[Stored records]
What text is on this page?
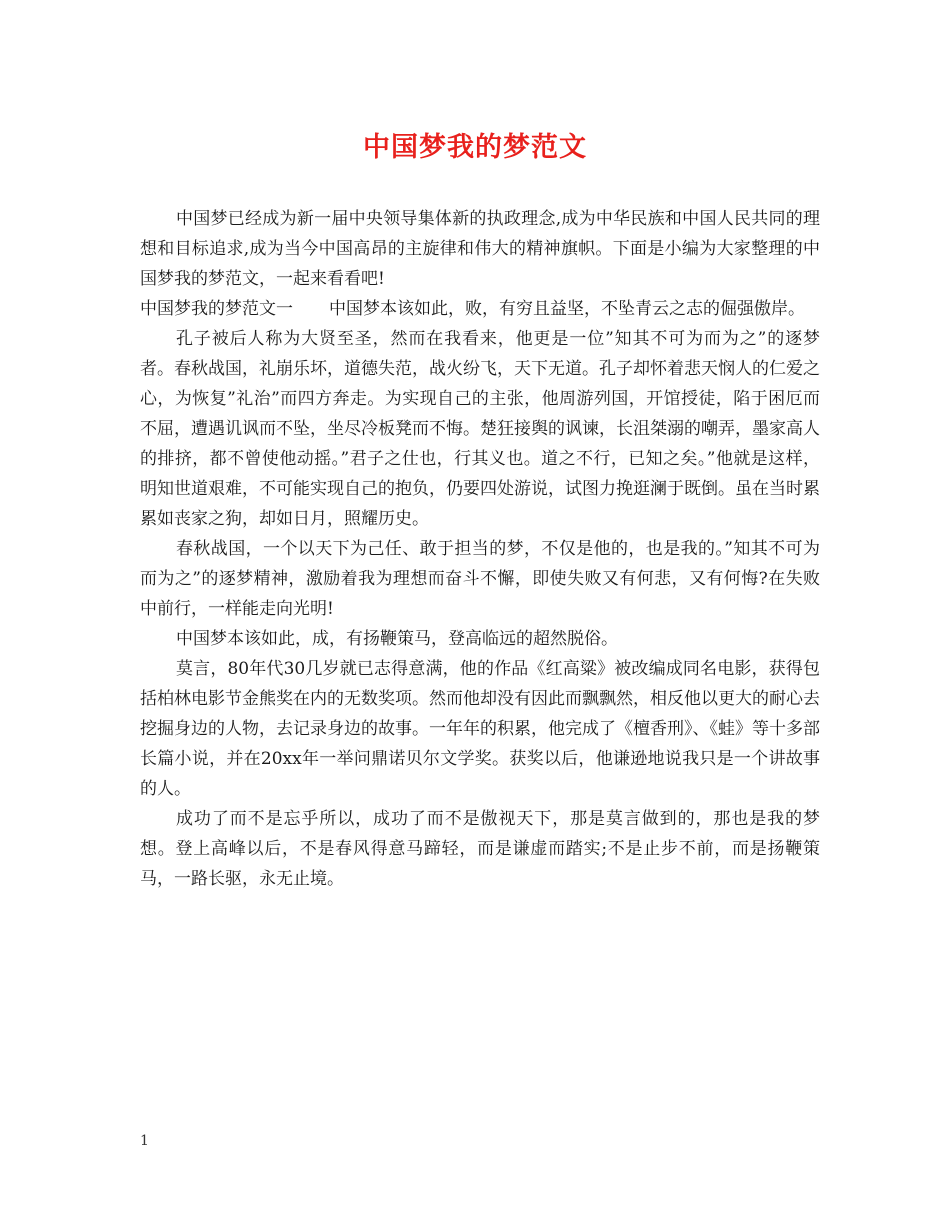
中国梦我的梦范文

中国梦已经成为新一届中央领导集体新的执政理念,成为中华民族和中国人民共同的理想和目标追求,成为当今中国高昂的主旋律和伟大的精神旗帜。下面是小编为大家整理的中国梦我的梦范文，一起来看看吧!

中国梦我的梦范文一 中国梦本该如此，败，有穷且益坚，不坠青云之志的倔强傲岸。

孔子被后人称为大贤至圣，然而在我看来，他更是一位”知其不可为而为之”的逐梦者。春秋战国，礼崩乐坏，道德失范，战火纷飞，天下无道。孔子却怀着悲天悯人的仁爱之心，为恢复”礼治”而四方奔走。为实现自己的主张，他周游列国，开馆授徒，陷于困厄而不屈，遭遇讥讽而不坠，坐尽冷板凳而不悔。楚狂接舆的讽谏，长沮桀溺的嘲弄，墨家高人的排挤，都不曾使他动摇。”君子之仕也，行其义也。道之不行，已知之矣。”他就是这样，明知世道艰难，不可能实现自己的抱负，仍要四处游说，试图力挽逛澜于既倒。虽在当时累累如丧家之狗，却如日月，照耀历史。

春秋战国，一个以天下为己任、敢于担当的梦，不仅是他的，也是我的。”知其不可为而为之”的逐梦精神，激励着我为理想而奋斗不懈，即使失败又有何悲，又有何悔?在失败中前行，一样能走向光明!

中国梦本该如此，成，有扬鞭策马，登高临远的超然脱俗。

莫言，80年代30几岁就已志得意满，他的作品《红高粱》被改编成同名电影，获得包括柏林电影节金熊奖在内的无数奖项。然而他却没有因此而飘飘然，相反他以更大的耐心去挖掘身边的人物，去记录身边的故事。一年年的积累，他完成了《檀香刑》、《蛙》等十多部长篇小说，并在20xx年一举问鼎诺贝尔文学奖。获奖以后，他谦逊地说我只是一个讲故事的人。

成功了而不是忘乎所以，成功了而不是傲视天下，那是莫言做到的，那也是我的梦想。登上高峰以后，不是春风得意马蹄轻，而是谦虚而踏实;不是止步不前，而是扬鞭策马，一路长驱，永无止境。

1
...
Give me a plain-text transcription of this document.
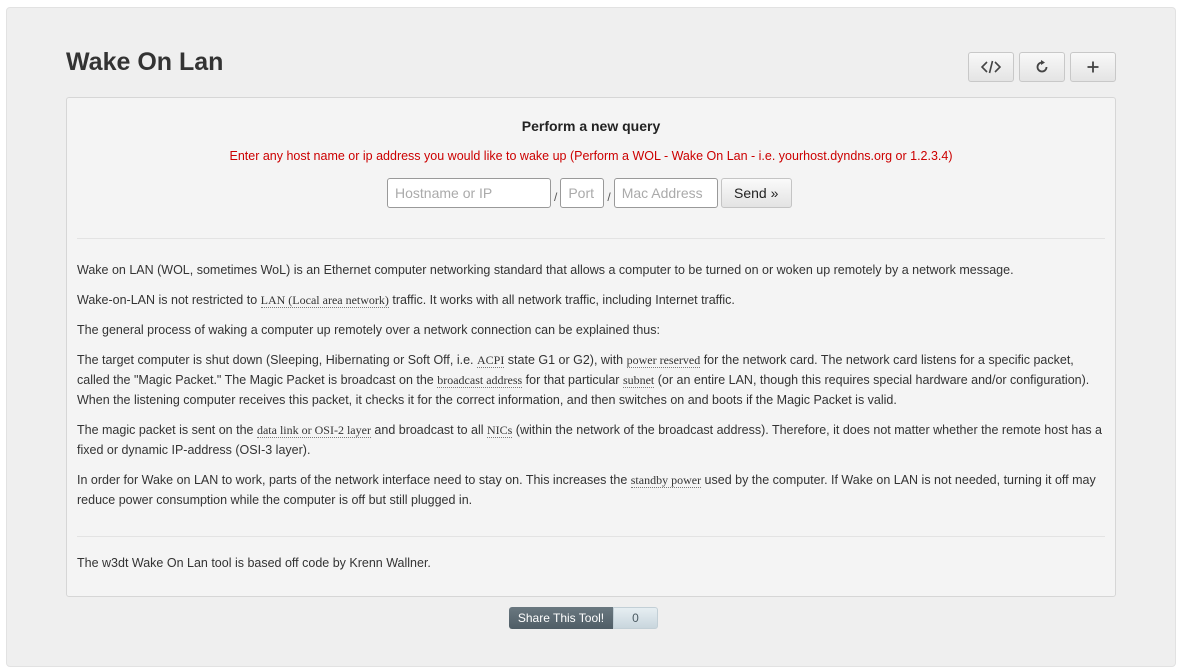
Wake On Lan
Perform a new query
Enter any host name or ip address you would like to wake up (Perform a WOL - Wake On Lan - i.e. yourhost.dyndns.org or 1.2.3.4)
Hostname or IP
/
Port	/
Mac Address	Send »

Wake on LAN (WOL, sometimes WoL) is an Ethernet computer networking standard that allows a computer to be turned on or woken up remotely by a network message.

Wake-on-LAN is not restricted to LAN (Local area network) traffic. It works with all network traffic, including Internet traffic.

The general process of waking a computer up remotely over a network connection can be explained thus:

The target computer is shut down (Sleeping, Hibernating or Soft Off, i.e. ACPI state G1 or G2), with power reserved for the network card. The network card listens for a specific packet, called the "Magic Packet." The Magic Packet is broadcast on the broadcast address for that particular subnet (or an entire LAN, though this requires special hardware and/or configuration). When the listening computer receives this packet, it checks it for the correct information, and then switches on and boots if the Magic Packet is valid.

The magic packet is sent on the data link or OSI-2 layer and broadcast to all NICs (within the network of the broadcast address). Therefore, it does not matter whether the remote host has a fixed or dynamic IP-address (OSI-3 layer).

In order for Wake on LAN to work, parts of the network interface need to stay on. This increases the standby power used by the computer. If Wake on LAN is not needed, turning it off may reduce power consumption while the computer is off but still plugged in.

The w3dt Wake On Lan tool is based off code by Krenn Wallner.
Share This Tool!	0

PROBLEM REQUIREMENTS – Go through the material above and copy each line that has the word "computer".

WORKED SOLUTION –
Wake on LAN (WOL, sometimes WoL) is an Ethernet computer networking standard that allows a computer to be turned on or woken up remotely by a network message.
The general process of waking a computer up remotely over a network connection can be explained thus:
The target computer is shut down (Sleeping, Hibernating or Soft Off, i.e. ACPI state G1 or G2), with power reserved for the network card. The network card listens for a specific packet, called the "Magic Packet." The Magic Packet is broadcast on the broadcast address for that particular subnet (or an entire LAN, though this requires special hardware and/or configuration). When the listening computer receives this packet, it checks it for the correct information, and then switches on and boots if the Magic Packet is valid.
In order for Wake on LAN to work, parts of the network interface need to stay on. This increases the standby power used by the computer. If Wake on LAN is not needed, turning it off may reduce power consumption while the computer is off but still plugged in.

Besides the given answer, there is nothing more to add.